▶ [What you have to do]
Do any lines in the data below contain "Source"? If so, copy every one of them.
......
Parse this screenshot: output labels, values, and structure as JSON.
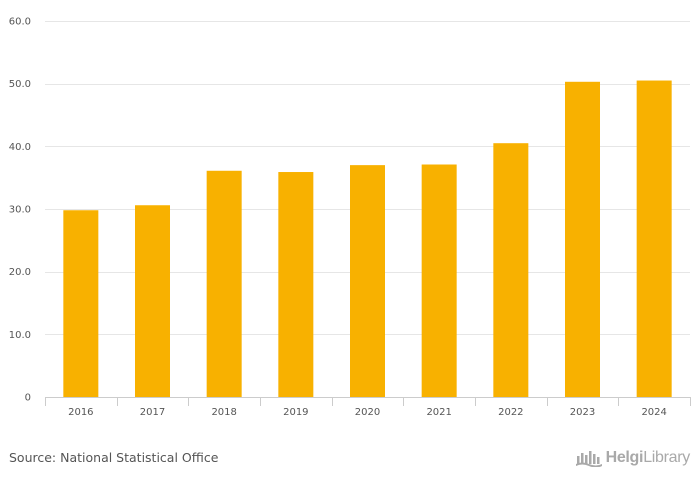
{
  "chart_data": {
    "type": "bar",
    "categories": [
      "2016",
      "2017",
      "2018",
      "2019",
      "2020",
      "2021",
      "2022",
      "2023",
      "2024"
    ],
    "values": [
      29.8,
      30.6,
      36.1,
      35.9,
      37.0,
      37.1,
      40.5,
      50.3,
      50.5
    ],
    "ylim": [
      0,
      60
    ],
    "yticks": [
      0,
      10,
      20,
      30,
      40,
      50,
      60
    ],
    "ytick_labels": [
      "0",
      "10.0",
      "20.0",
      "30.0",
      "40.0",
      "50.0",
      "60.0"
    ],
    "bar_color": "#F8B100",
    "grid": true,
    "title": "",
    "xlabel": "",
    "ylabel": ""
  },
  "footer": {
    "source": "Source: National Statistical Office",
    "brand_bold": "Helgi",
    "brand_rest": "Library"
  },
  "colors": {
    "grid": "#e6e6e6",
    "axis": "#cccccc",
    "text": "#555555",
    "brand": "#a9a9a9"
  },
  "icons": {
    "brand_logo": "helgi-library-logo-icon"
  }
}
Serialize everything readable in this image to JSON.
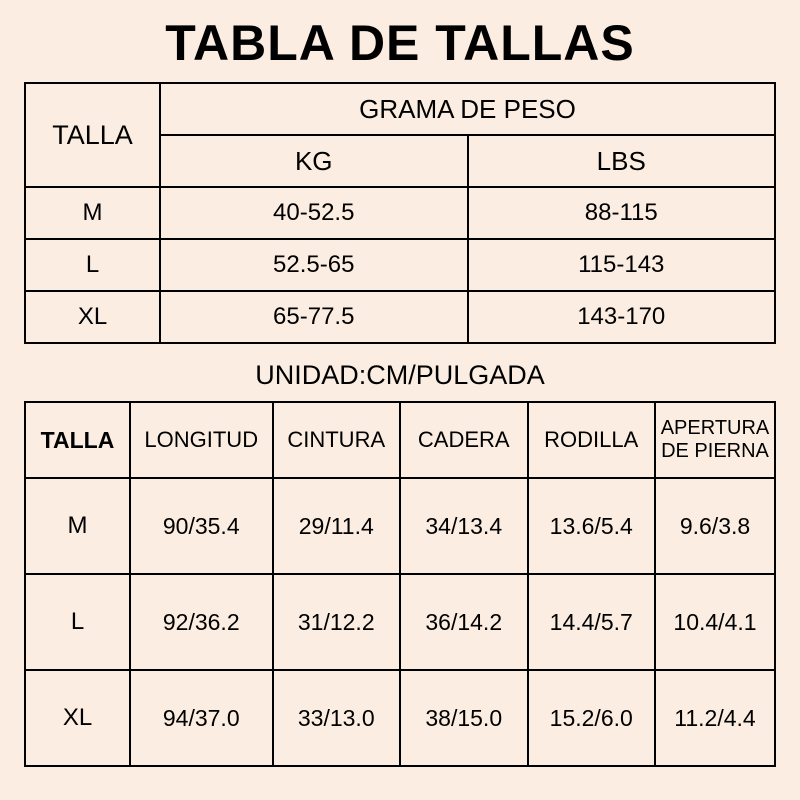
{
  "colors": {
    "background": "#fbede1",
    "border": "#000000",
    "text": "#000000"
  },
  "title": "TABLA DE TALLAS",
  "weight_table": {
    "headers": {
      "talla": "TALLA",
      "grama": "GRAMA DE PESO",
      "kg": "KG",
      "lbs": "LBS"
    },
    "col_widths_pct": [
      18,
      41,
      41
    ],
    "rows": [
      {
        "talla": "M",
        "kg": "40-52.5",
        "lbs": "88-115"
      },
      {
        "talla": "L",
        "kg": "52.5-65",
        "lbs": "115-143"
      },
      {
        "talla": "XL",
        "kg": "65-77.5",
        "lbs": "143-170"
      }
    ]
  },
  "subtitle": "UNIDAD:CM/PULGADA",
  "meas_table": {
    "headers": [
      "TALLA",
      "LONGITUD",
      "CINTURA",
      "CADERA",
      "RODILLA",
      "APERTURA DE PIERNA"
    ],
    "col_widths_pct": [
      14,
      19,
      17,
      17,
      17,
      16
    ],
    "rows": [
      [
        "M",
        "90/35.4",
        "29/11.4",
        "34/13.4",
        "13.6/5.4",
        "9.6/3.8"
      ],
      [
        "L",
        "92/36.2",
        "31/12.2",
        "36/14.2",
        "14.4/5.7",
        "10.4/4.1"
      ],
      [
        "XL",
        "94/37.0",
        "33/13.0",
        "38/15.0",
        "15.2/6.0",
        "11.2/4.4"
      ]
    ]
  }
}
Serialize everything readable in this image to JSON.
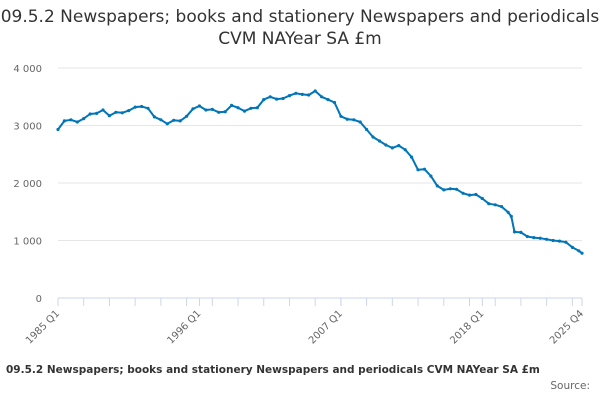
{
  "chart_data": {
    "type": "line",
    "title": "09.5.2 Newspapers; books and stationery Newspapers and periodicals CVM NAYear SA £m",
    "subtitle": "",
    "xlabel": "",
    "ylabel": "",
    "legend": "none",
    "grid": true,
    "ylim": [
      0,
      4000
    ],
    "y_ticks": [
      0,
      1000,
      2000,
      3000,
      4000
    ],
    "y_tick_labels": [
      "0",
      "1 000",
      "2 000",
      "3 000",
      "4 000"
    ],
    "x_tick_labels": [
      "1985 Q1",
      "1996 Q1",
      "2007 Q1",
      "2018 Q1",
      "2025 Q4"
    ],
    "x_tick_values": [
      1985.0,
      1996.0,
      2007.0,
      2018.0,
      2025.75
    ],
    "xlim": [
      1985.0,
      2025.75
    ],
    "line_color": "#0075b8",
    "series": [
      {
        "x": [
          1985.0,
          1985.5,
          1986.0,
          1986.5,
          1987.0,
          1987.5,
          1988.0,
          1988.5,
          1989.0,
          1989.5,
          1990.0,
          1990.5,
          1991.0,
          1991.5,
          1992.0,
          1992.5,
          1993.0,
          1993.5,
          1994.0,
          1994.5,
          1995.0,
          1995.5,
          1996.0,
          1996.5,
          1997.0,
          1997.5,
          1998.0,
          1998.5,
          1999.0,
          1999.5,
          2000.0,
          2000.5,
          2001.0,
          2001.5,
          2002.0,
          2002.5,
          2003.0,
          2003.5,
          2004.0,
          2004.5,
          2005.0,
          2005.5,
          2006.0,
          2006.5,
          2007.0,
          2007.5,
          2008.0,
          2008.5,
          2009.0,
          2009.5,
          2010.0,
          2010.5,
          2011.0,
          2011.5,
          2012.0,
          2012.5,
          2013.0,
          2013.5,
          2014.0,
          2014.5,
          2015.0,
          2015.5,
          2016.0,
          2016.5,
          2017.0,
          2017.5,
          2018.0,
          2018.5,
          2019.0,
          2019.5,
          2020.0,
          2020.25,
          2020.5,
          2021.0,
          2021.5,
          2022.0,
          2022.5,
          2023.0,
          2023.5,
          2024.0,
          2024.5,
          2025.0,
          2025.5,
          2025.75
        ],
        "values": [
          2930,
          3080,
          3100,
          3060,
          3120,
          3200,
          3210,
          3270,
          3170,
          3230,
          3220,
          3260,
          3320,
          3330,
          3300,
          3150,
          3100,
          3030,
          3090,
          3080,
          3160,
          3290,
          3340,
          3270,
          3280,
          3230,
          3240,
          3350,
          3310,
          3250,
          3300,
          3310,
          3450,
          3500,
          3460,
          3470,
          3520,
          3560,
          3540,
          3530,
          3600,
          3500,
          3450,
          3400,
          3160,
          3110,
          3100,
          3060,
          2930,
          2800,
          2730,
          2660,
          2610,
          2650,
          2580,
          2450,
          2230,
          2240,
          2120,
          1950,
          1880,
          1900,
          1890,
          1820,
          1790,
          1800,
          1730,
          1640,
          1620,
          1590,
          1490,
          1420,
          1150,
          1140,
          1070,
          1050,
          1040,
          1020,
          1000,
          990,
          970,
          880,
          820,
          780
        ]
      }
    ],
    "caption": "09.5.2 Newspapers; books and stationery Newspapers and periodicals CVM NAYear SA £m",
    "source_label": "Source:"
  }
}
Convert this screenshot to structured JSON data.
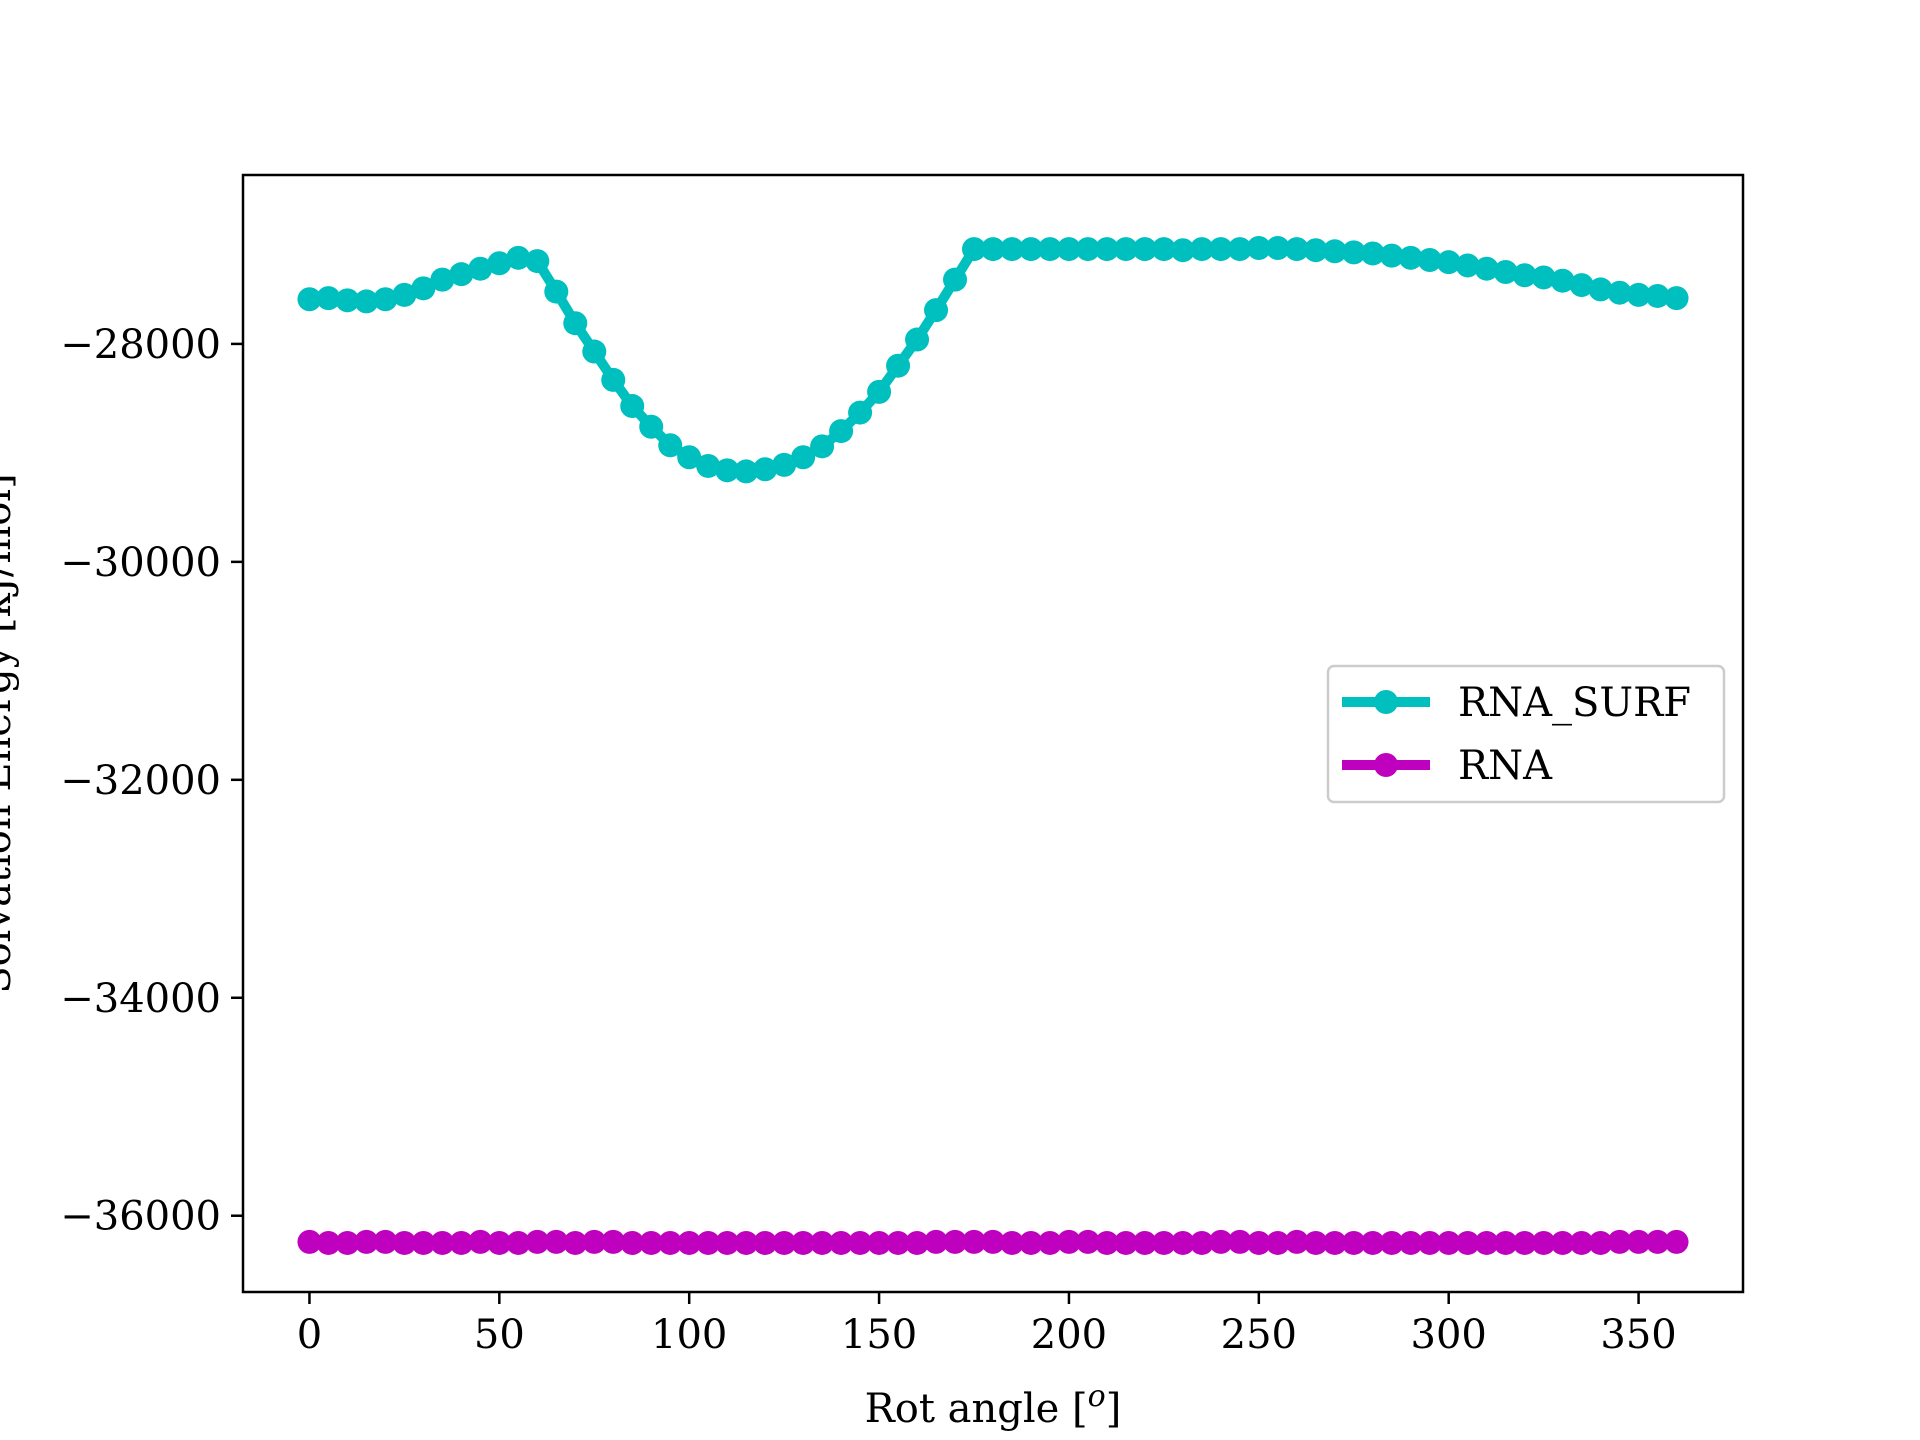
{
  "chart_data": {
    "type": "line",
    "title": "",
    "xlabel": "Rot angle [$^o$]",
    "xlabel_display": "Rot angle [o]",
    "ylabel": "Solvation Energy [kJ/mol]",
    "xlim": [
      -17.5,
      377.5
    ],
    "ylim": [
      -36700,
      -26450
    ],
    "xticks": [
      0,
      50,
      100,
      150,
      200,
      250,
      300,
      350
    ],
    "xtick_labels": [
      "0",
      "50",
      "100",
      "150",
      "200",
      "250",
      "300",
      "350"
    ],
    "yticks": [
      -28000,
      -30000,
      -32000,
      -34000,
      -36000
    ],
    "ytick_labels": [
      "−28000",
      "−30000",
      "−32000",
      "−34000",
      "−36000"
    ],
    "grid": false,
    "legend_position": "center-right",
    "x": [
      0,
      5,
      10,
      15,
      20,
      25,
      30,
      35,
      40,
      45,
      50,
      55,
      60,
      65,
      70,
      75,
      80,
      85,
      90,
      95,
      100,
      105,
      110,
      115,
      120,
      125,
      130,
      135,
      140,
      145,
      150,
      155,
      160,
      165,
      170,
      175,
      180,
      185,
      190,
      195,
      200,
      205,
      210,
      215,
      220,
      225,
      230,
      235,
      240,
      245,
      250,
      255,
      260,
      265,
      270,
      275,
      280,
      285,
      290,
      295,
      300,
      305,
      310,
      315,
      320,
      325,
      330,
      335,
      340,
      345,
      350,
      355,
      360
    ],
    "series": [
      {
        "name": "RNA_SURF",
        "color": "#00bfbf",
        "values": [
          -27590,
          -27580,
          -27600,
          -27610,
          -27590,
          -27550,
          -27490,
          -27410,
          -27360,
          -27310,
          -27260,
          -27210,
          -27240,
          -27520,
          -27810,
          -28070,
          -28330,
          -28570,
          -28760,
          -28930,
          -29040,
          -29120,
          -29160,
          -29170,
          -29150,
          -29110,
          -29040,
          -28940,
          -28800,
          -28630,
          -28440,
          -28200,
          -27960,
          -27690,
          -27410,
          -27130,
          -27130,
          -27130,
          -27130,
          -27130,
          -27130,
          -27130,
          -27130,
          -27130,
          -27130,
          -27130,
          -27140,
          -27130,
          -27130,
          -27130,
          -27120,
          -27120,
          -27130,
          -27140,
          -27150,
          -27160,
          -27170,
          -27190,
          -27210,
          -27230,
          -27250,
          -27280,
          -27310,
          -27340,
          -27370,
          -27390,
          -27420,
          -27460,
          -27500,
          -27530,
          -27550,
          -27560,
          -27580
        ]
      },
      {
        "name": "RNA",
        "color": "#bf00bf",
        "values": [
          -36240,
          -36250,
          -36250,
          -36240,
          -36240,
          -36250,
          -36250,
          -36250,
          -36250,
          -36240,
          -36250,
          -36250,
          -36240,
          -36240,
          -36250,
          -36240,
          -36240,
          -36250,
          -36250,
          -36250,
          -36250,
          -36250,
          -36250,
          -36250,
          -36250,
          -36250,
          -36250,
          -36250,
          -36250,
          -36250,
          -36250,
          -36250,
          -36250,
          -36240,
          -36240,
          -36240,
          -36240,
          -36250,
          -36250,
          -36250,
          -36240,
          -36240,
          -36250,
          -36250,
          -36250,
          -36250,
          -36250,
          -36250,
          -36240,
          -36240,
          -36250,
          -36250,
          -36240,
          -36250,
          -36250,
          -36250,
          -36250,
          -36250,
          -36250,
          -36250,
          -36250,
          -36250,
          -36250,
          -36250,
          -36250,
          -36250,
          -36250,
          -36250,
          -36250,
          -36240,
          -36240,
          -36240,
          -36240
        ]
      }
    ]
  }
}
......
▶ [Complete output]
    "source": "Source: National Statistical Office",
    "source_label": "Source:"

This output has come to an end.